_What you are asked to do_
Give only the number of lines in the data that contain the word "эксплуатации".

_Given entries_

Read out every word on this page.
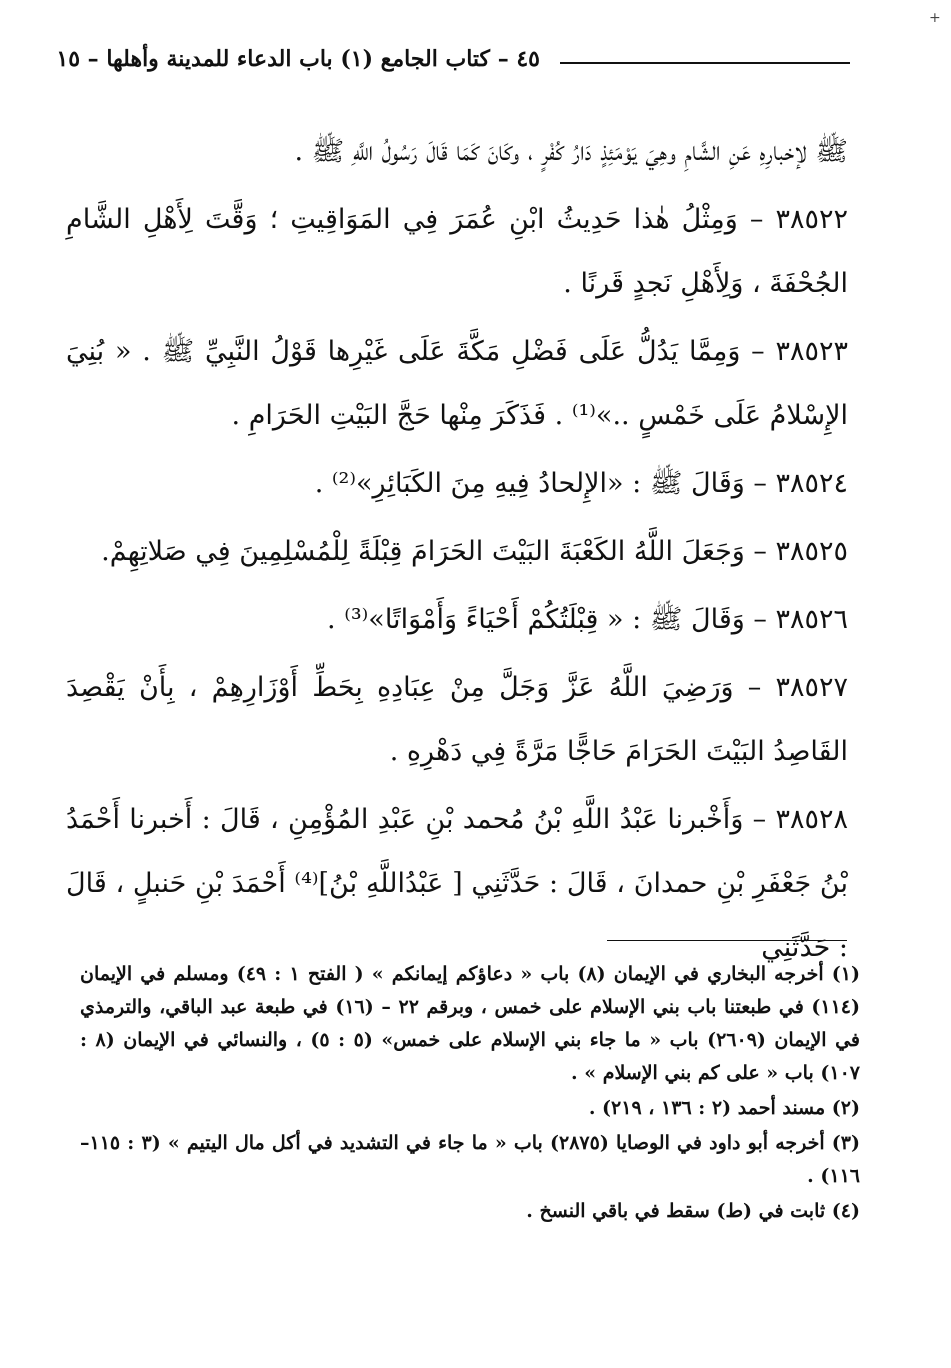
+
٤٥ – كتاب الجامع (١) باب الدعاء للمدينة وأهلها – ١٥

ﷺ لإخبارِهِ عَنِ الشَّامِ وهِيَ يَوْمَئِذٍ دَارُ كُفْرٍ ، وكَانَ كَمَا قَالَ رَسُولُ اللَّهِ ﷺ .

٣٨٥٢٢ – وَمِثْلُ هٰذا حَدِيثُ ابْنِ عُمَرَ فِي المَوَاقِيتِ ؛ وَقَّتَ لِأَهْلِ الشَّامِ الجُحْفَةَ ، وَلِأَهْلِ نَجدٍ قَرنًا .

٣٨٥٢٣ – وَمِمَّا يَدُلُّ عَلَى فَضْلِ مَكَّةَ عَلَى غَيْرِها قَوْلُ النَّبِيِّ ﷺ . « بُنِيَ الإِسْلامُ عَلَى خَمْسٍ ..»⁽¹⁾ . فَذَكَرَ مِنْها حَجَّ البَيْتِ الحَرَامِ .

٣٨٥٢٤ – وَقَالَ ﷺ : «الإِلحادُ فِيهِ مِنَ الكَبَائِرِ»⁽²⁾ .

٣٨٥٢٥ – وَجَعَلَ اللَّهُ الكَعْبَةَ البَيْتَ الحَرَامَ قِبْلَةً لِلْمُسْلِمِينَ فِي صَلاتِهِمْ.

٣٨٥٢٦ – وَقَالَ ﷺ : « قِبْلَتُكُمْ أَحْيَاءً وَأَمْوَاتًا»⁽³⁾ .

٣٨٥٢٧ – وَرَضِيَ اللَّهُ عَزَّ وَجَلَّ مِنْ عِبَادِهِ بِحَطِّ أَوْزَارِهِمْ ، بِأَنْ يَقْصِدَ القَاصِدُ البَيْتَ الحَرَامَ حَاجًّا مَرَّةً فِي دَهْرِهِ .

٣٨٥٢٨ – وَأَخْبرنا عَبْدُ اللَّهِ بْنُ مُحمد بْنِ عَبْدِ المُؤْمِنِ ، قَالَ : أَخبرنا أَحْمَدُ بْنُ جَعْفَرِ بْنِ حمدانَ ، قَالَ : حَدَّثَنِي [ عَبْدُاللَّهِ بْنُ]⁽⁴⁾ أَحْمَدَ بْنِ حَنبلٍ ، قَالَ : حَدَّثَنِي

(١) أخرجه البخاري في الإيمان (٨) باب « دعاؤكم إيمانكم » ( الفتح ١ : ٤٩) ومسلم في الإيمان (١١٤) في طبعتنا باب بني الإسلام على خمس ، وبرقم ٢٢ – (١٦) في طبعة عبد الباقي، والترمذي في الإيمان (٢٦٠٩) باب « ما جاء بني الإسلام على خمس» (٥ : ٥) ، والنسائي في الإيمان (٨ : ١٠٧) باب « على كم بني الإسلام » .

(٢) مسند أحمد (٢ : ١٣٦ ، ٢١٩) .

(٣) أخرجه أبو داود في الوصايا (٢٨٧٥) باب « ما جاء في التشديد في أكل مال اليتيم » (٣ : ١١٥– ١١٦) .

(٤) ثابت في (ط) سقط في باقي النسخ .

---

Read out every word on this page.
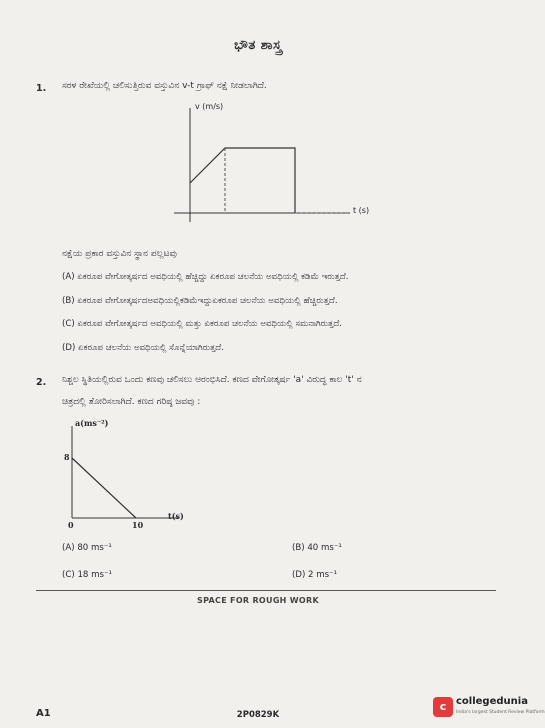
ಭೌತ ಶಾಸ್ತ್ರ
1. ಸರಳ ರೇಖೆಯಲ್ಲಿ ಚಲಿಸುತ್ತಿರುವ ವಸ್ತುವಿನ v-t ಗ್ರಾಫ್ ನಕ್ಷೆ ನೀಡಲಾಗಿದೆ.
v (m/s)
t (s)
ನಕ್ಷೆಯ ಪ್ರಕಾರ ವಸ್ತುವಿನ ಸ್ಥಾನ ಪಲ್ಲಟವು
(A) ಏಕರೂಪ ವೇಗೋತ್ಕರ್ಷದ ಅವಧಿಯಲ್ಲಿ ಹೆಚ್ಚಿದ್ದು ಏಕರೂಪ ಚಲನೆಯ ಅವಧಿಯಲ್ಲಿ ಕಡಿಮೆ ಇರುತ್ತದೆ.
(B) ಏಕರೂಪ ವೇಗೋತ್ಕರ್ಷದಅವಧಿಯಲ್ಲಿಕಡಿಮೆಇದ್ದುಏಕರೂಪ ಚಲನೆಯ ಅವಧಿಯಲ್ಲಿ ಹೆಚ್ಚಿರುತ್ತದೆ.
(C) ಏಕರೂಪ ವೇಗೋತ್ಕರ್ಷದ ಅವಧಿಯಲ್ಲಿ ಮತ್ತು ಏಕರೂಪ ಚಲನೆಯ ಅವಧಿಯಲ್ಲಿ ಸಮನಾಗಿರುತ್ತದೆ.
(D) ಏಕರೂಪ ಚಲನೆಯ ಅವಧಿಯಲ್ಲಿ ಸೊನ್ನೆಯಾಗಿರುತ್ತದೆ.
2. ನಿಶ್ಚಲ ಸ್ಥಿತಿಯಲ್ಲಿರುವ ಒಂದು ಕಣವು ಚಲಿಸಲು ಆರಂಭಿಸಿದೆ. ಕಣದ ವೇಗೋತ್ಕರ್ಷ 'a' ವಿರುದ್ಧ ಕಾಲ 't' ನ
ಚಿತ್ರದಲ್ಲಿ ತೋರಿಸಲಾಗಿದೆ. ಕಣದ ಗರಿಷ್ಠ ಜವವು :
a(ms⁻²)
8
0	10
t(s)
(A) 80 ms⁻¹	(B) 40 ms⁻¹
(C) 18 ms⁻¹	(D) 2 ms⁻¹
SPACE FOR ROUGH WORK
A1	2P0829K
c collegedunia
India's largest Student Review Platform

--

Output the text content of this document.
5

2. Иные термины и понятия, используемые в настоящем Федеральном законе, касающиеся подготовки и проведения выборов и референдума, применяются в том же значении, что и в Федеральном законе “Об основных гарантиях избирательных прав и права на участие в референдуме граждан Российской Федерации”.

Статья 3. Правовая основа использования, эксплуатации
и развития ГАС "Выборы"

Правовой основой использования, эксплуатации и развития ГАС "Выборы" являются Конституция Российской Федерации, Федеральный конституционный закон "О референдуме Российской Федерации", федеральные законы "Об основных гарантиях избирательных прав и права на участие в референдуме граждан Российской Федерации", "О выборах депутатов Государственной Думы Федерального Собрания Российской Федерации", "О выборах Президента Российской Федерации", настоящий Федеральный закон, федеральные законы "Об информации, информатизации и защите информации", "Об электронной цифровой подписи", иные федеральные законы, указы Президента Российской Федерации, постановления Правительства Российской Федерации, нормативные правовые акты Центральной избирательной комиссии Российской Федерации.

_Solution to this task_
2